Quoted passage:

*** Block opens ***

Telstar 12
- Names: Orion 2 (1999) Telstar 12 (2000—)
- Mission type: Communications
- Operator: Loral Skynet (1999-07) Telesat (2007—)
- COSPAR ID: 1999-059A
- SATCAT no.: 25949
- Mission duration: 15 years

Spacecraft properties
- Bus: LS-1300E
- Manufacturer: Space Systems/Loral
- Launch mass: 3,814 kilograms (8,408 lb)
- Power: 10.6 kilowatts

Start of mission
- Launch date: 19 October 1999, 06:22 UTC
- Rocket: Ariane 44LP H10-3
- Launch site: Kourou ELA-2
- Contractor: Arianespace

Orbital parameters
- Reference system: Geocentric
- Regime: Geostationary
- Longitude: 15° west
- Perigee altitude: 35,780 kilometres (22,230 mi)
- Apogee altitude: 35,805 kilometres (22,248 mi)
- Inclination: 0.01 degrees
- Period: 23.93 hours
- Epoch: 29 October 2013, 07:55:57 UTC

Transponders
- Band: 38 Ku-band
- Frequency: Uplink: 13.75-14.5 gigahertz Downlink: 10.95-12.75 gigahertz
- Bandwidth: 54 megahertz
- Coverage area: North America Caribbean South America Europe Middle East South Africa

= Telstar 12 =

Communications satellite

Telstar 12, previously known as Orion 2, is a Canadian communications satellite in the Telstar series which is operated by Telesat. It was originally built for Orion Network Systems, which merged with Loral Skynet shortly before the satellite was launched. It was subsequently transferred to Telesat when it merged with Loral Skynet in 2007.

*** Block closes ***

Data under study:

*** Block opens ***

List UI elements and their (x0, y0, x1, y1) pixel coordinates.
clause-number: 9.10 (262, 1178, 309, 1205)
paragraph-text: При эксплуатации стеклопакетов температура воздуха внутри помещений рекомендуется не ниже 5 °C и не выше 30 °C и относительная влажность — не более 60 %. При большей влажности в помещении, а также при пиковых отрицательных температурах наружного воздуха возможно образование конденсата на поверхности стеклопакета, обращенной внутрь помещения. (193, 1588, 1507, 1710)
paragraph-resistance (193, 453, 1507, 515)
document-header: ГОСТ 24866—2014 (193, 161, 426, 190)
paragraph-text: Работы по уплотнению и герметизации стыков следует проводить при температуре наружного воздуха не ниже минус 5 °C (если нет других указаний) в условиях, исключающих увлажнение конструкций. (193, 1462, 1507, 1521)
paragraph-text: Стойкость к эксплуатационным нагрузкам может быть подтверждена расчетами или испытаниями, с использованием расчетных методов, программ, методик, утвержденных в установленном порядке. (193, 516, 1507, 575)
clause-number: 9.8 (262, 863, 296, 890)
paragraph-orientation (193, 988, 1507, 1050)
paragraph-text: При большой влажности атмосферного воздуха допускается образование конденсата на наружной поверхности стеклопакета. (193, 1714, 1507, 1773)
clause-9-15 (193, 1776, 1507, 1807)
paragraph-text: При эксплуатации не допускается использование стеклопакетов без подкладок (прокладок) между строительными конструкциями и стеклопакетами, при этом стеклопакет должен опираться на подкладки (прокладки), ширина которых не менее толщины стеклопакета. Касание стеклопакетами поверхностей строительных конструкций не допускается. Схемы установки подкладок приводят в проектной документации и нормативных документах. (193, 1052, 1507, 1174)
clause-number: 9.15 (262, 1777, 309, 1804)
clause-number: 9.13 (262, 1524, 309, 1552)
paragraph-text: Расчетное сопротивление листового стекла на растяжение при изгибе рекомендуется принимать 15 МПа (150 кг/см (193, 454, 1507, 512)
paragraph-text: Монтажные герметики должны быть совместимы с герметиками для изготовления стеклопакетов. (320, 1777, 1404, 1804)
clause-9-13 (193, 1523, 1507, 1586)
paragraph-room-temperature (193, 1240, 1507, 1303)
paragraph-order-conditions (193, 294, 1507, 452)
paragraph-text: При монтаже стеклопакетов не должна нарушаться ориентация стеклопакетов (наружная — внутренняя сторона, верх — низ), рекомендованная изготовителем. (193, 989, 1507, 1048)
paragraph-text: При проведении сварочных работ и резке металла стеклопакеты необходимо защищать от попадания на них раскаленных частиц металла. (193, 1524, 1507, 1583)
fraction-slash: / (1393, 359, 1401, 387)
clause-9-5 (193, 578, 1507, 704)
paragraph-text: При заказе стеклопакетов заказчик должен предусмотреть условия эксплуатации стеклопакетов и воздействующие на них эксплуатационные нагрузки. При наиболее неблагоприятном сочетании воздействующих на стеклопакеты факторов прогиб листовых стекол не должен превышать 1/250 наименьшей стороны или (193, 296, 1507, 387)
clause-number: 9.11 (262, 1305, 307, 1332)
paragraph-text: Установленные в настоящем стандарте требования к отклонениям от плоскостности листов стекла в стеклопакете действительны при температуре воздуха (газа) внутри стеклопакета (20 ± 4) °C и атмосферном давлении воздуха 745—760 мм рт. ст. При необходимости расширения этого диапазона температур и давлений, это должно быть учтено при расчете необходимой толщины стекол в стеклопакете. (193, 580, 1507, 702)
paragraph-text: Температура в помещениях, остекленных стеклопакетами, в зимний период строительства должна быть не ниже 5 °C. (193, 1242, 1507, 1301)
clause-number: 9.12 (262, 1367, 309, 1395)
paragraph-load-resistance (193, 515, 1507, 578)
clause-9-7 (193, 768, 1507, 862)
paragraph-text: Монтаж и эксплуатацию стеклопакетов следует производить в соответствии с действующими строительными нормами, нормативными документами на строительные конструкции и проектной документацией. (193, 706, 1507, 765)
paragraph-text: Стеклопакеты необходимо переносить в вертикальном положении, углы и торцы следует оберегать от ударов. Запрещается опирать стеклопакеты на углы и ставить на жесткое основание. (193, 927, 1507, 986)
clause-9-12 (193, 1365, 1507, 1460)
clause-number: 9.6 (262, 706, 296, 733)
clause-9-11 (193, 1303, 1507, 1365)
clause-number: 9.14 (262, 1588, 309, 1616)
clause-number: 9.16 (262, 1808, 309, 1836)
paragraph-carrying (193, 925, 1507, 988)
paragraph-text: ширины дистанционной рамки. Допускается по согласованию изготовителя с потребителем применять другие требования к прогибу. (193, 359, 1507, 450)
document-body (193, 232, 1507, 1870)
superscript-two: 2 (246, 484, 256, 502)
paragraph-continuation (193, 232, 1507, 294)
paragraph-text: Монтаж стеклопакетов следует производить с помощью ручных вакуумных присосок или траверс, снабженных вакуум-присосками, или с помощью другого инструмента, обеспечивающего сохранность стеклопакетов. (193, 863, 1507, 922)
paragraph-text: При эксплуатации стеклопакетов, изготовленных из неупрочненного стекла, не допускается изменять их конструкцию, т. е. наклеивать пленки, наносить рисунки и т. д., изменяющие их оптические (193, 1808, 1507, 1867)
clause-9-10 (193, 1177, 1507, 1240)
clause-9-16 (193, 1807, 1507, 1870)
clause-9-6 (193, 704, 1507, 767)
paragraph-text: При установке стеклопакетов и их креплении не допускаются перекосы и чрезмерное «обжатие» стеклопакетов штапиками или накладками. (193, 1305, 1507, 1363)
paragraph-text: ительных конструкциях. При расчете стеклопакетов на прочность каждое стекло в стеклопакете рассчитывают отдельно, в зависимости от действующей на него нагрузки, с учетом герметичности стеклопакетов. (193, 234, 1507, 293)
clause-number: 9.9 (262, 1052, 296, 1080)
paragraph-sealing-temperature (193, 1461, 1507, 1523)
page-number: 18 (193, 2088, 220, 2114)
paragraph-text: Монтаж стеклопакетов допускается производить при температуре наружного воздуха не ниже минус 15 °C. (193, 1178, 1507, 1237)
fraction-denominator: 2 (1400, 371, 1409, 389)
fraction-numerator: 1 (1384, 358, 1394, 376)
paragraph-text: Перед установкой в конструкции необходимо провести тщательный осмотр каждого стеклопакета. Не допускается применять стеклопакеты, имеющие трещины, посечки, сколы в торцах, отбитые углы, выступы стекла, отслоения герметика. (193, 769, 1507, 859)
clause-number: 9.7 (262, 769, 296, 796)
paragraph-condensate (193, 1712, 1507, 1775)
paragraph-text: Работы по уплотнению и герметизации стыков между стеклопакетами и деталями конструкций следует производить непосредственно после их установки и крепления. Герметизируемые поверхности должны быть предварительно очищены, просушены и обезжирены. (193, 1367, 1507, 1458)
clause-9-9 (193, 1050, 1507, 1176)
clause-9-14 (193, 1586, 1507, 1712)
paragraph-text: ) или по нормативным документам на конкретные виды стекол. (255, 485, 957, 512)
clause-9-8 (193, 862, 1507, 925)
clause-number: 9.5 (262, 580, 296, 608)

*** Block closes ***

What you will do:
1. Reproduce the part of the Telstar 12 article starting with "- COSPAR ID: 1999-059A" and going on through "kilograms (8,408 lb)".
2. Take the Telstar 12 article further from the point where it stops.
The records play no part in the tasks that follow the Telstar 12 article.

Solved problems:
1.
- COSPAR ID: 1999-059A
- SATCAT no.: 25949
- Mission duration: 15 years

Spacecraft properties
- Bus: LS-1300E
- Manufacturer: Space Systems/Loral
- Launch mass: 3,814 kilograms (8,408 lb)

2.
Telstar 12 is a K_{u} band satellite with coverage of North America as far west as Cleveland, Ohio, the majority of South America and Europe. Telstar 12 also has the capability to provide intercontinental connectivity including trans-Atlantic to the Mid-East. Eutelsat uses four transponders on the satellite for services between Europe and the Americas.

On 1Q 2016, Telstar 12 was replaced in its orbital position with Telstar 12 Vantage satellite.